THE RECORDS:
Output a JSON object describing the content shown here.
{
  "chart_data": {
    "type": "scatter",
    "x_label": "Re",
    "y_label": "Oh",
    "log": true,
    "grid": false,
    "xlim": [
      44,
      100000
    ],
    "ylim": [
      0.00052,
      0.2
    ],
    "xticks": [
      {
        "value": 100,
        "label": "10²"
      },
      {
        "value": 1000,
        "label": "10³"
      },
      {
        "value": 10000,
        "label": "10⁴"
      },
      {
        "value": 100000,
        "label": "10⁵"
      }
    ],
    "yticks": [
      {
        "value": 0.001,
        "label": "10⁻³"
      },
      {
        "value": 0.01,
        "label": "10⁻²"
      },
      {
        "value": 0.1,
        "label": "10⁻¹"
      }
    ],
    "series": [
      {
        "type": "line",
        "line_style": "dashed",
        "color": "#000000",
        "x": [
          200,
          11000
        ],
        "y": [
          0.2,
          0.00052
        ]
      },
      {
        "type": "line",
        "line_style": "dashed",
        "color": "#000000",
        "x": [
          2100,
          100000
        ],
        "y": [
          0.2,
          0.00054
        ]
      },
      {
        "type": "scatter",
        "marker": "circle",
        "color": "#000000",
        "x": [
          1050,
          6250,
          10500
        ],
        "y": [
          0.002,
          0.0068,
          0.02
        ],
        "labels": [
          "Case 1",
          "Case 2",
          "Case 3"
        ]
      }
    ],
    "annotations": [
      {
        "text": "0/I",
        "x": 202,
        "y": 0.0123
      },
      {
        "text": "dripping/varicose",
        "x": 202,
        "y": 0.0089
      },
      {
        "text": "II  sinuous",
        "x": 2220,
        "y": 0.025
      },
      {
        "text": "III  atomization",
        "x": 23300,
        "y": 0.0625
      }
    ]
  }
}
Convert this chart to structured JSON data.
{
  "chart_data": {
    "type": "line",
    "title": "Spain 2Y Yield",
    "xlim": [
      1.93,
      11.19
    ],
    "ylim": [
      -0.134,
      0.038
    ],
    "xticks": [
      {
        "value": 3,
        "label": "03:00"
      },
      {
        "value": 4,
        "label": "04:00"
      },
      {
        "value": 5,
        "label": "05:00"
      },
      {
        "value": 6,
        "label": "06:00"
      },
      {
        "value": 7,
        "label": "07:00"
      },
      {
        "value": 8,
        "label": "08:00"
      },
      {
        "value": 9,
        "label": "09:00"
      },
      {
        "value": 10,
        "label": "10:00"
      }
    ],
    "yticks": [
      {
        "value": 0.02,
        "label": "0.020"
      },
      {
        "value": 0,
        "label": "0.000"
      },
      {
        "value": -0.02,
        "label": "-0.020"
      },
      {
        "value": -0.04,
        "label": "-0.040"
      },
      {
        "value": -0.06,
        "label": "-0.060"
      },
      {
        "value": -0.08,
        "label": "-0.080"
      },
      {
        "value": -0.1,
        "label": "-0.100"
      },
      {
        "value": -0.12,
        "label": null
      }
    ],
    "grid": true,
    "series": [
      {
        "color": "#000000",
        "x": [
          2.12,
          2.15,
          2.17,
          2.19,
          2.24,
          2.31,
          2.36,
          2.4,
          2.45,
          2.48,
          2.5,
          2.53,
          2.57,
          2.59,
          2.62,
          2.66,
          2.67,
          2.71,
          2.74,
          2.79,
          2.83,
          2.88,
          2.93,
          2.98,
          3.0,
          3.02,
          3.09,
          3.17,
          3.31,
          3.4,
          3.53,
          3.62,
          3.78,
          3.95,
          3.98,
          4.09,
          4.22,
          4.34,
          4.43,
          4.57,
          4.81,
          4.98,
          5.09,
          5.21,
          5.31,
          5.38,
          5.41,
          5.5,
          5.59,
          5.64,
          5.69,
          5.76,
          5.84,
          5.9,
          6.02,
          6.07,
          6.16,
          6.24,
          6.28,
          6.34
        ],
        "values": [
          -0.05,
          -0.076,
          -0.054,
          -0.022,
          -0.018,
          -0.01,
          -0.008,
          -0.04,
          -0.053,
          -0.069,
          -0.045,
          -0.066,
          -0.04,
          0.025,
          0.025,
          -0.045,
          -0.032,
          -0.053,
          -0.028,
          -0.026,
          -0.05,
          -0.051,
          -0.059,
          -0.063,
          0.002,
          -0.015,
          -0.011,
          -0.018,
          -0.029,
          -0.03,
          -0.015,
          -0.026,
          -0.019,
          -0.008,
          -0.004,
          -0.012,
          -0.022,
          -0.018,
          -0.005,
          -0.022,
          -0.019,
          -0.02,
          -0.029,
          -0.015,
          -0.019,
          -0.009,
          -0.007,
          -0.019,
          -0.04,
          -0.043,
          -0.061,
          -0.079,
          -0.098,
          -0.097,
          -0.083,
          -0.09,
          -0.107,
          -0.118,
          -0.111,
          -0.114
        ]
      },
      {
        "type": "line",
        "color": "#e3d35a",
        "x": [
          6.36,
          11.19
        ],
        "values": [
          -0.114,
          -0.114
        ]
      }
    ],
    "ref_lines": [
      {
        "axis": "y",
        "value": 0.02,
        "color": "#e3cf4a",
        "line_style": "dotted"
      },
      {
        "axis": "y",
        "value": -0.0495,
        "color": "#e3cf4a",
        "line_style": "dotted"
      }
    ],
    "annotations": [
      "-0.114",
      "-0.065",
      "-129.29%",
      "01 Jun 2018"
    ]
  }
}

EXERCISE INSTRUCTIONS:
Reproduce all of the data exactly as given.

TASK RESULT:
Output a JSON object describing the content shown here.
{
  "chart_data": {
    "type": "scatter",
    "x_label": "Re",
    "y_label": "Oh",
    "log": true,
    "grid": false,
    "xlim": [
      44,
      100000
    ],
    "ylim": [
      0.00052,
      0.2
    ],
    "xticks": [
      {
        "value": 100,
        "label": "10²"
      },
      {
        "value": 1000,
        "label": "10³"
      },
      {
        "value": 10000,
        "label": "10⁴"
      },
      {
        "value": 100000,
        "label": "10⁵"
      }
    ],
    "yticks": [
      {
        "value": 0.001,
        "label": "10⁻³"
      },
      {
        "value": 0.01,
        "label": "10⁻²"
      },
      {
        "value": 0.1,
        "label": "10⁻¹"
      }
    ],
    "series": [
      {
        "type": "line",
        "line_style": "dashed",
        "color": "#000000",
        "x": [
          200,
          11000
        ],
        "y": [
          0.2,
          0.00052
        ]
      },
      {
        "type": "line",
        "line_style": "dashed",
        "color": "#000000",
        "x": [
          2100,
          100000
        ],
        "y": [
          0.2,
          0.00054
        ]
      },
      {
        "type": "scatter",
        "marker": "circle",
        "color": "#000000",
        "x": [
          1050,
          6250,
          10500
        ],
        "y": [
          0.002,
          0.0068,
          0.02
        ],
        "labels": [
          "Case 1",
          "Case 2",
          "Case 3"
        ]
      }
    ],
    "annotations": [
      {
        "text": "0/I",
        "x": 202,
        "y": 0.0123
      },
      {
        "text": "dripping/varicose",
        "x": 202,
        "y": 0.0089
      },
      {
        "text": "II  sinuous",
        "x": 2220,
        "y": 0.025
      },
      {
        "text": "III  atomization",
        "x": 23300,
        "y": 0.0625
      }
    ]
  }
}
Convert this chart to structured JSON data.
{
  "chart_data": {
    "type": "line",
    "title": "Spain 2Y Yield",
    "xlim": [
      1.93,
      11.19
    ],
    "ylim": [
      -0.134,
      0.038
    ],
    "xticks": [
      {
        "value": 3,
        "label": "03:00"
      },
      {
        "value": 4,
        "label": "04:00"
      },
      {
        "value": 5,
        "label": "05:00"
      },
      {
        "value": 6,
        "label": "06:00"
      },
      {
        "value": 7,
        "label": "07:00"
      },
      {
        "value": 8,
        "label": "08:00"
      },
      {
        "value": 9,
        "label": "09:00"
      },
      {
        "value": 10,
        "label": "10:00"
      }
    ],
    "yticks": [
      {
        "value": 0.02,
        "label": "0.020"
      },
      {
        "value": 0,
        "label": "0.000"
      },
      {
        "value": -0.02,
        "label": "-0.020"
      },
      {
        "value": -0.04,
        "label": "-0.040"
      },
      {
        "value": -0.06,
        "label": "-0.060"
      },
      {
        "value": -0.08,
        "label": "-0.080"
      },
      {
        "value": -0.1,
        "label": "-0.100"
      },
      {
        "value": -0.12,
        "label": null
      }
    ],
    "grid": true,
    "series": [
      {
        "color": "#000000",
        "x": [
          2.12,
          2.15,
          2.17,
          2.19,
          2.24,
          2.31,
          2.36,
          2.4,
          2.45,
          2.48,
          2.5,
          2.53,
          2.57,
          2.59,
          2.62,
          2.66,
          2.67,
          2.71,
          2.74,
          2.79,
          2.83,
          2.88,
          2.93,
          2.98,
          3.0,
          3.02,
          3.09,
          3.17,
          3.31,
          3.4,
          3.53,
          3.62,
          3.78,
          3.95,
          3.98,
          4.09,
          4.22,
          4.34,
          4.43,
          4.57,
          4.81,
          4.98,
          5.09,
          5.21,
          5.31,
          5.38,
          5.41,
          5.5,
          5.59,
          5.64,
          5.69,
          5.76,
          5.84,
          5.9,
          6.02,
          6.07,
          6.16,
          6.24,
          6.28,
          6.34
        ],
        "values": [
          -0.05,
          -0.076,
          -0.054,
          -0.022,
          -0.018,
          -0.01,
          -0.008,
          -0.04,
          -0.053,
          -0.069,
          -0.045,
          -0.066,
          -0.04,
          0.025,
          0.025,
          -0.045,
          -0.032,
          -0.053,
          -0.028,
          -0.026,
          -0.05,
          -0.051,
          -0.059,
          -0.063,
          0.002,
          -0.015,
          -0.011,
          -0.018,
          -0.029,
          -0.03,
          -0.015,
          -0.026,
          -0.019,
          -0.008,
          -0.004,
          -0.012,
          -0.022,
          -0.018,
          -0.005,
          -0.022,
          -0.019,
          -0.02,
          -0.029,
          -0.015,
          -0.019,
          -0.009,
          -0.007,
          -0.019,
          -0.04,
          -0.043,
          -0.061,
          -0.079,
          -0.098,
          -0.097,
          -0.083,
          -0.09,
          -0.107,
          -0.118,
          -0.111,
          -0.114
        ]
      },
      {
        "type": "line",
        "color": "#e3d35a",
        "x": [
          6.36,
          11.19
        ],
        "values": [
          -0.114,
          -0.114
        ]
      }
    ],
    "ref_lines": [
      {
        "axis": "y",
        "value": 0.02,
        "color": "#e3cf4a",
        "line_style": "dotted"
      },
      {
        "axis": "y",
        "value": -0.0495,
        "color": "#e3cf4a",
        "line_style": "dotted"
      }
    ],
    "annotations": [
      "-0.114",
      "-0.065",
      "-129.29%",
      "01 Jun 2018"
    ]
  }
}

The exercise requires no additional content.